──────── TEXTAUSZUG
Blogbuch: Ungemein

Ich mag es, wenn plötzlich von unerwarteter Seite ein weniger oft gebrauchtes Wort benutzt wird, Klassiker ist von Kindern. Wenn die dann zB in irgendeinem Zusammenhang gefragt werden, „das ist toll, nicht?!“ und dann statt „ja“ zB „UNGEMEIN!“ sagen. Das Schöne daran ist nicht nur, dass es urkomisch ist, sondern auch, dass das Wort dadurch so an Bedeutung gewinnt. In einem anstrengenden Text sind viele seltenere Wörter benutzt, wodurch das einzelne ungemein verliert. Ich rate daher allen ganz herzlich zu einem maßvollen udn eventuell sogar überraschenden Einsatz.

Blogbuch: Bullytum

Am besten an der rührenden Story um den weinenden Schuljungen hat mir gefallen, dass sich gleich lauter Promis, darunter sogar schnittige Schau- und American-Football-Spieler, seiner angenommen haben, mit ihm posierten und die Bullies (weltweit) ermahnten, das doch mal sein zu lassen. Es ist ja nicht selbstverständlich, dass Menschen, die sich zielstrebig nach oben geprügelt haben, auch noch an die denken, die sie auf dem Weg dahin zertreten haben und sich einen von ihnen symbolisch auf die Schulter setzen.
────────────────
──────── ÜBUNGSDATEN
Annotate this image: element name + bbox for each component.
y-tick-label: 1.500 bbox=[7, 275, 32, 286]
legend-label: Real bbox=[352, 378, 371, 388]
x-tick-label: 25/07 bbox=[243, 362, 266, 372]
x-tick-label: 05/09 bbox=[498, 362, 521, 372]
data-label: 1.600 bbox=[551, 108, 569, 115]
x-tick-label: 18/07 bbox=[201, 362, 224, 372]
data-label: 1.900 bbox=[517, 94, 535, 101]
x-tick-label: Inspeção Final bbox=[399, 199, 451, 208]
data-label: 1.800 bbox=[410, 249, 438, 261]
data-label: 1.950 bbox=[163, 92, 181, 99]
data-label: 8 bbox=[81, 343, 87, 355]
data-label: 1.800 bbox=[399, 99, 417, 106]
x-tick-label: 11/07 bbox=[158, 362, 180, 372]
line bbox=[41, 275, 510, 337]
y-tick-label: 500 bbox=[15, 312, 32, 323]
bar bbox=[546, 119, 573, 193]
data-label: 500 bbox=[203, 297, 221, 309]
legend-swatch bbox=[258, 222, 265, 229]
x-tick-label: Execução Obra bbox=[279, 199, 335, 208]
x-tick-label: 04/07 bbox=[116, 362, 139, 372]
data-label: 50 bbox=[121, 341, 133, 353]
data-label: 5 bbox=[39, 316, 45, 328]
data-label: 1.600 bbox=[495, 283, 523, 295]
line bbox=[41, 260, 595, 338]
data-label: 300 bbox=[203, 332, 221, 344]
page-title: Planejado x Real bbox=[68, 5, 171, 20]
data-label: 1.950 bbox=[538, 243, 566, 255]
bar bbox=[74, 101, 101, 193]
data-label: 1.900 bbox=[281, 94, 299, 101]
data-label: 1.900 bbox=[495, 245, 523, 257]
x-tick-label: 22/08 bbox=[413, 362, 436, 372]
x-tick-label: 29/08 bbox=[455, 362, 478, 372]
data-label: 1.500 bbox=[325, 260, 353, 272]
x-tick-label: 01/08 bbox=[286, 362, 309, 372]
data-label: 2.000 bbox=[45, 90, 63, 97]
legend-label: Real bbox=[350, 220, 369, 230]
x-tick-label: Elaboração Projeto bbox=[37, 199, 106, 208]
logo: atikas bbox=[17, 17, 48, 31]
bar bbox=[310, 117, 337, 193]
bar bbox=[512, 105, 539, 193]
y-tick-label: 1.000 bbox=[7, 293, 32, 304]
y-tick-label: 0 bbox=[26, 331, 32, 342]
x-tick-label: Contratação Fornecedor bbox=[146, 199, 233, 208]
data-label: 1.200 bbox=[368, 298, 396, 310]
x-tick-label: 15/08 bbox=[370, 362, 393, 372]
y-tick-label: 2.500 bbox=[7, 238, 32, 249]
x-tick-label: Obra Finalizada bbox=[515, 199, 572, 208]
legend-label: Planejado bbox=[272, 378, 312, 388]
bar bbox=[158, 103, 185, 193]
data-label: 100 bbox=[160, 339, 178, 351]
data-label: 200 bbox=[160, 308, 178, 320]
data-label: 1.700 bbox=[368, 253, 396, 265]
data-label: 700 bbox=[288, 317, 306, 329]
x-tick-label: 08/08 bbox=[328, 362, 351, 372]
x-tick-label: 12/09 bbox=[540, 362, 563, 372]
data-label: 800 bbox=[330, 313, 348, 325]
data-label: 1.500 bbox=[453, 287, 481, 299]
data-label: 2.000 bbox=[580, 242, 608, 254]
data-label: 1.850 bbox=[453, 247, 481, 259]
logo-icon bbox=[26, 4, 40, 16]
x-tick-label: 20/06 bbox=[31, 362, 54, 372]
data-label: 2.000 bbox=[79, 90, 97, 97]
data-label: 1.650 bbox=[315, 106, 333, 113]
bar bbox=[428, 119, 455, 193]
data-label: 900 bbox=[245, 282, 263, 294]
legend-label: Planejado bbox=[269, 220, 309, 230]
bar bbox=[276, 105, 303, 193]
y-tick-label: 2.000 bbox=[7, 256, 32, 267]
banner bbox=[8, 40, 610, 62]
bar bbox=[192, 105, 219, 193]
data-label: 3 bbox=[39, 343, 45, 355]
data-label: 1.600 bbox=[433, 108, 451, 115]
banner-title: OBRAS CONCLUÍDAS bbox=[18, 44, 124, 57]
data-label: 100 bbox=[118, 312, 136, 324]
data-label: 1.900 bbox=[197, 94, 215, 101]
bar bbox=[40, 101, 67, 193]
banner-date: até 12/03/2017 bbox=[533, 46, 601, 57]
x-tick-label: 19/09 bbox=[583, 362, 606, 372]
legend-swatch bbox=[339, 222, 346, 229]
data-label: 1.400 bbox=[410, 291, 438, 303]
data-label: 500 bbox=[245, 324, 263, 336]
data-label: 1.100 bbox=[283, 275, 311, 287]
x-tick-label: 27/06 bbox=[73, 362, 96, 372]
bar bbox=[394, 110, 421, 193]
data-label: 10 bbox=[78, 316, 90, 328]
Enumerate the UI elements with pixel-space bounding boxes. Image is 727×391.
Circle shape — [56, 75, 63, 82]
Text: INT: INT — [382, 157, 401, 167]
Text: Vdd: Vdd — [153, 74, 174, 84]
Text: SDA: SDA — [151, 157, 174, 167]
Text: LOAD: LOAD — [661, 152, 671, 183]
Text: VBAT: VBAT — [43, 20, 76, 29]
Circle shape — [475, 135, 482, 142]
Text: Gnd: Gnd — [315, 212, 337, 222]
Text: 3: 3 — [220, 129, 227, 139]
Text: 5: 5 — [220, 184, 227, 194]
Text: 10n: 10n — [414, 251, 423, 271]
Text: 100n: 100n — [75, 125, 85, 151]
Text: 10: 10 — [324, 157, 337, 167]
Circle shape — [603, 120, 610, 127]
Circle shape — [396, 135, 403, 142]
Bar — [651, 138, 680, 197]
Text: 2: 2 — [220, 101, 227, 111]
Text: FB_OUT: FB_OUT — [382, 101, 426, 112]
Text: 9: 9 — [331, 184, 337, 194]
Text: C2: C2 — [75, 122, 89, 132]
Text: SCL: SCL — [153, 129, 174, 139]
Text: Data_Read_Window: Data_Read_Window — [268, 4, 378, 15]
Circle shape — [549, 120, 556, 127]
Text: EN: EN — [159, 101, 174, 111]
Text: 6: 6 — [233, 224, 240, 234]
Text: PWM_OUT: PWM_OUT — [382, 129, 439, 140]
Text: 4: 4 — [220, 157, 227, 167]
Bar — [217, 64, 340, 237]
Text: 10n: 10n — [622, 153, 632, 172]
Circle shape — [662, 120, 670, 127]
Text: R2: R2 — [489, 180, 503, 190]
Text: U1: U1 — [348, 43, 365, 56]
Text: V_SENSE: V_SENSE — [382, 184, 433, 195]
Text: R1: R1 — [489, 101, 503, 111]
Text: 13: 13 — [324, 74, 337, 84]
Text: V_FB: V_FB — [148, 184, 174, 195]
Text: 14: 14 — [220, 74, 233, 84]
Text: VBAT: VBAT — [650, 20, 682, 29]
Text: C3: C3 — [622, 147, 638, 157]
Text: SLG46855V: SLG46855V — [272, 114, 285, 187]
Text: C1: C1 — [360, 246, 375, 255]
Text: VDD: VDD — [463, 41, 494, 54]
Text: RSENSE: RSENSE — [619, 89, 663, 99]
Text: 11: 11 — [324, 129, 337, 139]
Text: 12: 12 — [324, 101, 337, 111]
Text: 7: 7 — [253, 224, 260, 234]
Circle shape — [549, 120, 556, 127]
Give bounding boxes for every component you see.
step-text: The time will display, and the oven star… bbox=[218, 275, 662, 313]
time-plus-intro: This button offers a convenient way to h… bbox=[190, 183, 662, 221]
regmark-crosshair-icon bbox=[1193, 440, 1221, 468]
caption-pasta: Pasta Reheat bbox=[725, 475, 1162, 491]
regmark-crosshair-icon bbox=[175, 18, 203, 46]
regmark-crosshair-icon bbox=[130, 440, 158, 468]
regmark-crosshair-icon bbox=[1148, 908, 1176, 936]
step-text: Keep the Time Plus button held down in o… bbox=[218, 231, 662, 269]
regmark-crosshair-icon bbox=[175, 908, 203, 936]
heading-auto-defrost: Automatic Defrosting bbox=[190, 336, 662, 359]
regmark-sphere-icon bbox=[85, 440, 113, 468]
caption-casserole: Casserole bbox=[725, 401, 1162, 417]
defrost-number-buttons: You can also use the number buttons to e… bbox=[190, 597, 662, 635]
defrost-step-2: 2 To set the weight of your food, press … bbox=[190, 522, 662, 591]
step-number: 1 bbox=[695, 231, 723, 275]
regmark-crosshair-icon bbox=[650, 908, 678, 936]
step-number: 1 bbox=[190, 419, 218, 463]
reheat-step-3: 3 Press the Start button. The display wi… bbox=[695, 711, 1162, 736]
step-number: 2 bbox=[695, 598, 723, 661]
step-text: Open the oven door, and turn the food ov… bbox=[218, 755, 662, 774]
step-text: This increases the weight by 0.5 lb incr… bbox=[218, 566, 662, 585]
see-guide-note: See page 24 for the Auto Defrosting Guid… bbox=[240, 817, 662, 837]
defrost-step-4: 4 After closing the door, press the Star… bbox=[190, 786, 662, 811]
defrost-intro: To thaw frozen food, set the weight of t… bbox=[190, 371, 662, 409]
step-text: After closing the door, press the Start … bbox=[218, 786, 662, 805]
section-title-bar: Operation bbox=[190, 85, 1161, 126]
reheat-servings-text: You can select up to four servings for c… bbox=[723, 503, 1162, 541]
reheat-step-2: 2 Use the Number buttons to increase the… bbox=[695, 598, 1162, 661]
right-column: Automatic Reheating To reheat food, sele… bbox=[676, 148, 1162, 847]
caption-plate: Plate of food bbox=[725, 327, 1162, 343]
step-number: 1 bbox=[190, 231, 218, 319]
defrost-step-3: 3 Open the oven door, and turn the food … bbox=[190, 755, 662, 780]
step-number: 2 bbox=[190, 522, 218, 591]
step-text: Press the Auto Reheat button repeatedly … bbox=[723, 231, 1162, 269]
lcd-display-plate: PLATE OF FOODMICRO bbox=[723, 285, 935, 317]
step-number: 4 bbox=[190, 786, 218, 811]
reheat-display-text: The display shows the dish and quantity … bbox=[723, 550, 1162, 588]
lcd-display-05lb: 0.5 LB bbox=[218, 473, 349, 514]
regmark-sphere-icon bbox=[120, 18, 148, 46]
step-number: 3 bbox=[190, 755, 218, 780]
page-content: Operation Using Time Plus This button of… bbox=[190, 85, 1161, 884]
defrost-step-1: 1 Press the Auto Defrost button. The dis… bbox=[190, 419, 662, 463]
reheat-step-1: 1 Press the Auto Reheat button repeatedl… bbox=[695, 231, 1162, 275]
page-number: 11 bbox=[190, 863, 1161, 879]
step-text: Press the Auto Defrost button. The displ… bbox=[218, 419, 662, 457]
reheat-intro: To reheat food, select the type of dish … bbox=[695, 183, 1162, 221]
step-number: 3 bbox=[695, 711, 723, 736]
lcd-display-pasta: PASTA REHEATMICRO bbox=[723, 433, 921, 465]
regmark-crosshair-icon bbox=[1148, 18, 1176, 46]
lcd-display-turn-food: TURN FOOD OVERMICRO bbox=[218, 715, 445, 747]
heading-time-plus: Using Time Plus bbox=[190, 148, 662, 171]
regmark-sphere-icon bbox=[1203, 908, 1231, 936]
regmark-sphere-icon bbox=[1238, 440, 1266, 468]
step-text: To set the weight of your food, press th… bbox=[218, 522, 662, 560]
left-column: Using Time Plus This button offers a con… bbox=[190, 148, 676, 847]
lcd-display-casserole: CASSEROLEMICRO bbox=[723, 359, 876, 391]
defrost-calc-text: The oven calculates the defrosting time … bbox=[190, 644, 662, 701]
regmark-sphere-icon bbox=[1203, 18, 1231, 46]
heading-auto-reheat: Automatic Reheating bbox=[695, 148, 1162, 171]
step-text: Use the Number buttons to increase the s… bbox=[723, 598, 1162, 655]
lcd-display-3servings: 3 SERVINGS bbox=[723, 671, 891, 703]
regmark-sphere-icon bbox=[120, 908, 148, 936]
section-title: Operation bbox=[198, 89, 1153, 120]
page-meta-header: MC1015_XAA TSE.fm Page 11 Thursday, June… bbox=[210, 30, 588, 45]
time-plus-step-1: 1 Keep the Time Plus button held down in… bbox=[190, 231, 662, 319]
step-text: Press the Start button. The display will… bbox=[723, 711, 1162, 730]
────────────────
AUFGABENSTELLUNG >> Gib aus dem Blogtext den Abschnitt von „Am besten an“ bis „die Schulter setzen.“ unverändert aus.

LÖSUNG >>
Am besten an der rührenden Story um den weinenden Schuljungen hat mir gefallen, dass sich gleich lauter Promis, darunter sogar schnittige Schau- und American-Football-Spieler, seiner angenommen haben, mit ihm posierten und die Bullies (weltweit) ermahnten, das doch mal sein zu lassen. Es ist ja nicht selbstverständlich, dass Menschen, die sich zielstrebig nach oben geprügelt haben, auch noch an die denken, die sie auf dem Weg dahin zertreten haben und sich einen von ihnen symbolisch auf die Schulter setzen.